**INSTRUCTION:** Output, with no changes, the span of lines that opens with the line containing "What text is on this page?" and closes with the last line.

-*-*-

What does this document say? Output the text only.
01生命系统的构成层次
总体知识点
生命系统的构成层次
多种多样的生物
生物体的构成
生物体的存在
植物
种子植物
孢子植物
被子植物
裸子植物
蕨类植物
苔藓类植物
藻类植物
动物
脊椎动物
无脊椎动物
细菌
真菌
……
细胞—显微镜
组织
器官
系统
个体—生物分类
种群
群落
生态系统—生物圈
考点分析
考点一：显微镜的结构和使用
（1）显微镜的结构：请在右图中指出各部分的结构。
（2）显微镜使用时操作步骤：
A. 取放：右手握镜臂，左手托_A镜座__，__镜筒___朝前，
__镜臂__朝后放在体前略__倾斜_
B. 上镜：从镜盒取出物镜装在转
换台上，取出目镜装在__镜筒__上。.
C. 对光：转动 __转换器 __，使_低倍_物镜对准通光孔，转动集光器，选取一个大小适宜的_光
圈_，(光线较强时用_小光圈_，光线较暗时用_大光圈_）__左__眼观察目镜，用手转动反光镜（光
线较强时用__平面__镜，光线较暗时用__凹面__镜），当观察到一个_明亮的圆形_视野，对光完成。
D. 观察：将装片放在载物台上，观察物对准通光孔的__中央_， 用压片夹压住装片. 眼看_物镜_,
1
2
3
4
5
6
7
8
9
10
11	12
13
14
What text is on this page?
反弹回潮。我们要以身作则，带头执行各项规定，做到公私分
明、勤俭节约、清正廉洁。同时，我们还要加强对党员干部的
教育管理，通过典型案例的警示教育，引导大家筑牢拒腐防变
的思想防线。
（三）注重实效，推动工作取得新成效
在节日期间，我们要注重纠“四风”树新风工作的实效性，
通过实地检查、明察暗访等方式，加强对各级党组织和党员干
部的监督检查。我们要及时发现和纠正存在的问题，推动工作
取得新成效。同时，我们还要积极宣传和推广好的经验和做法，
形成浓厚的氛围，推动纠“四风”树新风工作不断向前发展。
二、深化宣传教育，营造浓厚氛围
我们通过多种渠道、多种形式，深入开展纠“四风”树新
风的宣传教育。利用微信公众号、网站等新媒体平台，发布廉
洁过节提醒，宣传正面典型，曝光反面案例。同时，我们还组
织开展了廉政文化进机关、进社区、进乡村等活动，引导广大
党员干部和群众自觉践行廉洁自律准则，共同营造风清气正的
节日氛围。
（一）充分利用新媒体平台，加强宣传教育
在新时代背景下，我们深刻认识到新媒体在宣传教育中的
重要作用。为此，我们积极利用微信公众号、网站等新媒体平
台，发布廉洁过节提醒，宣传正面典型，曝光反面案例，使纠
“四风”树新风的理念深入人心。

-*-*-

**ANSWER IN FULL:**
What text is on this page?
反弹回潮。我们要以身作则，带头执行各项规定，做到公私分
明、勤俭节约、清正廉洁。同时，我们还要加强对党员干部的
教育管理，通过典型案例的警示教育，引导大家筑牢拒腐防变
的思想防线。
（三）注重实效，推动工作取得新成效
在节日期间，我们要注重纠“四风”树新风工作的实效性，
通过实地检查、明察暗访等方式，加强对各级党组织和党员干
部的监督检查。我们要及时发现和纠正存在的问题，推动工作
取得新成效。同时，我们还要积极宣传和推广好的经验和做法，
形成浓厚的氛围，推动纠“四风”树新风工作不断向前发展。
二、深化宣传教育，营造浓厚氛围
我们通过多种渠道、多种形式，深入开展纠“四风”树新
风的宣传教育。利用微信公众号、网站等新媒体平台，发布廉
洁过节提醒，宣传正面典型，曝光反面案例。同时，我们还组
织开展了廉政文化进机关、进社区、进乡村等活动，引导广大
党员干部和群众自觉践行廉洁自律准则，共同营造风清气正的
节日氛围。
（一）充分利用新媒体平台，加强宣传教育
在新时代背景下，我们深刻认识到新媒体在宣传教育中的
重要作用。为此，我们积极利用微信公众号、网站等新媒体平
台，发布廉洁过节提醒，宣传正面典型，曝光反面案例，使纠
“四风”树新风的理念深入人心。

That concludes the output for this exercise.